Records supplied =>
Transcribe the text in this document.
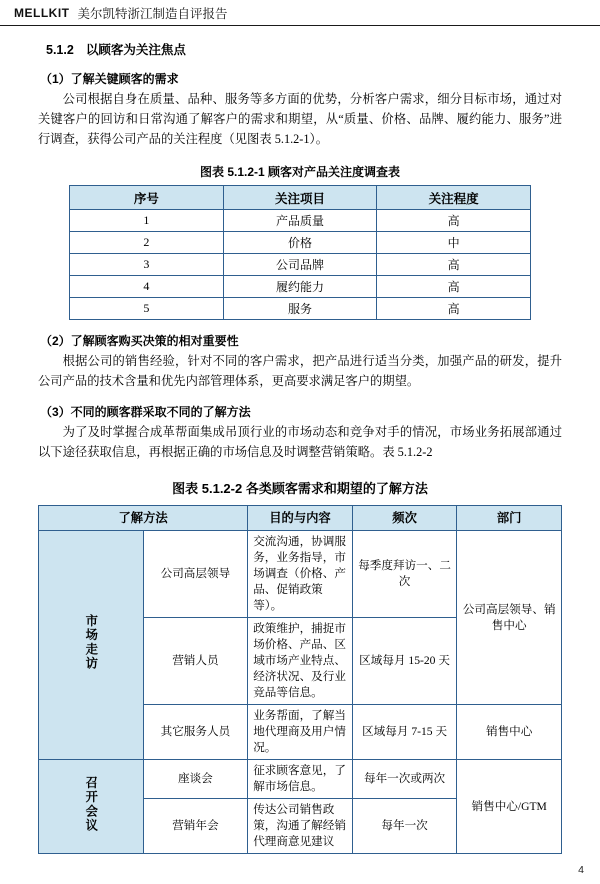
MELLKIT 美尔凯特浙江制造自评报告
5.1.2 以顾客为关注焦点
（1）了解关键顾客的需求

公司根据自身在质量、品种、服务等多方面的优势，分析客户需求，细分目标市场，通过对关键客户的回访和日常沟通了解客户的需求和期望，从“质量、价格、品牌、履约能力、服务”进行调查，获得公司产品的关注程度（见图表 5.1.2-1）。

图表 5.1.2-1 顾客对产品关注度调查表
序号	关注项目	关注程度
1	产品质量	高
2	价格	中
3	公司品牌	高
4	履约能力	高
5	服务	高
（2）了解顾客购买决策的相对重要性

根据公司的销售经验，针对不同的客户需求，把产品进行适当分类，加强产品的研发，提升公司产品的技术含量和优先内部管理体系，更高要求满足客户的期望。

（3）不同的顾客群采取不同的了解方法

为了及时掌握合成革帮面集成吊顶行业的市场动态和竞争对手的情况，市场业务拓展部通过以下途径获取信息，再根据正确的市场信息及时调整营销策略。表 5.1.2-2

图表 5.1.2-2 各类顾客需求和期望的了解方法
了解方法		目的与内容	频次	部门
市场走访	公司高层领导	交流沟通，协调服务，业务指导，市场调查（价格、产品、促销政策等）。	每季度拜访一、二次	公司高层领导、销售中心
	营销人员	政策维护，捕捉市场价格、产品、区域市场产业特点、经济状况、及行业竞品等信息。	区域每月 15-20 天	
	其它服务人员	业务帮面，了解当地代理商及用户情况。	区域每月 7-15 天	销售中心
召开会议	座谈会	征求顾客意见，了解市场信息。	每年一次或两次	销售中心/GTM
	营销年会	传达公司销售政策，沟通了解经销代理商意见建议	每年一次	
4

Stated exercise => Please transcribe the material above exactly as written. Leave the pictures out.

Written answer =>
Transcribe the text in this document.
MELLKIT 美尔凯特浙江制造自评报告
5.1.2 以顾客为关注焦点
（1）了解关键顾客的需求

公司根据自身在质量、品种、服务等多方面的优势，分析客户需求，细分目标市场，通过对关键客户的回访和日常沟通了解客户的需求和期望，从“质量、价格、品牌、履约能力、服务”进行调查，获得公司产品的关注程度（见图表 5.1.2-1）。

图表 5.1.2-1 顾客对产品关注度调查表
序号	关注项目	关注程度
1	产品质量	高
2	价格	中
3	公司品牌	高
4	履约能力	高
5	服务	高
（2）了解顾客购买决策的相对重要性

根据公司的销售经验，针对不同的客户需求，把产品进行适当分类，加强产品的研发，提升公司产品的技术含量和优先内部管理体系，更高要求满足客户的期望。

（3）不同的顾客群采取不同的了解方法

为了及时掌握合成革帮面集成吊顶行业的市场动态和竞争对手的情况，市场业务拓展部通过以下途径获取信息，再根据正确的市场信息及时调整营销策略。表 5.1.2-2

图表 5.1.2-2 各类顾客需求和期望的了解方法
了解方法		目的与内容	频次	部门
市场走访	公司高层领导	交流沟通，协调服务，业务指导，市场调查（价格、产品、促销政策等）。	每季度拜访一、二次	公司高层领导、销售中心
	营销人员	政策维护，捕捉市场价格、产品、区域市场产业特点、经济状况、及行业竞品等信息。	区域每月 15-20 天	
	其它服务人员	业务帮面，了解当地代理商及用户情况。	区域每月 7-15 天	销售中心
召开会议	座谈会	征求顾客意见，了解市场信息。	每年一次或两次	销售中心/GTM
	营销年会	传达公司销售政策，沟通了解经销代理商意见建议	每年一次	
4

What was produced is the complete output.